━━ Records shown ━━
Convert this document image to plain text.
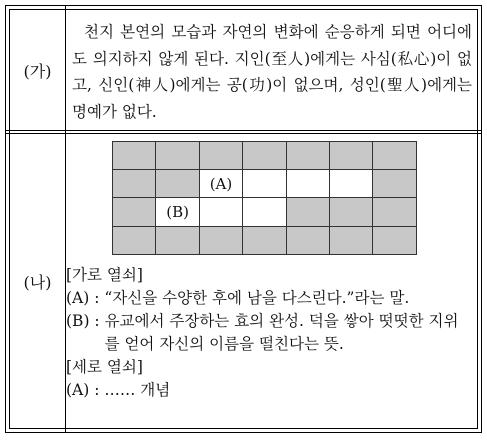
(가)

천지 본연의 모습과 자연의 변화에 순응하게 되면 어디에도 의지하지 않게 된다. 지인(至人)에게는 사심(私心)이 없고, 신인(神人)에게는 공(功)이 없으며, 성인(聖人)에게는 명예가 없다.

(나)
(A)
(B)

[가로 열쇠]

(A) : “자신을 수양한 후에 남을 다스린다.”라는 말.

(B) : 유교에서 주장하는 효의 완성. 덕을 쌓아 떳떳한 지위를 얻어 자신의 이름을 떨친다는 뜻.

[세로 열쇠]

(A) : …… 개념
━━━
**Work instructions**
Transcribe the whole listing exactly. Pictures are excluded.

**Output for this task**
Convert this document image to plain text.
(가)

천지 본연의 모습과 자연의 변화에 순응하게 되면 어디에도 의지하지 않게 된다. 지인(至人)에게는 사심(私心)이 없고, 신인(神人)에게는 공(功)이 없으며, 성인(聖人)에게는 명예가 없다.

(나)
(A)
(B)

[가로 열쇠]

(A) : “자신을 수양한 후에 남을 다스린다.”라는 말.

(B) : 유교에서 주장하는 효의 완성. 덕을 쌓아 떳떳한 지위를 얻어 자신의 이름을 떨친다는 뜻.

[세로 열쇠]

(A) : …… 개념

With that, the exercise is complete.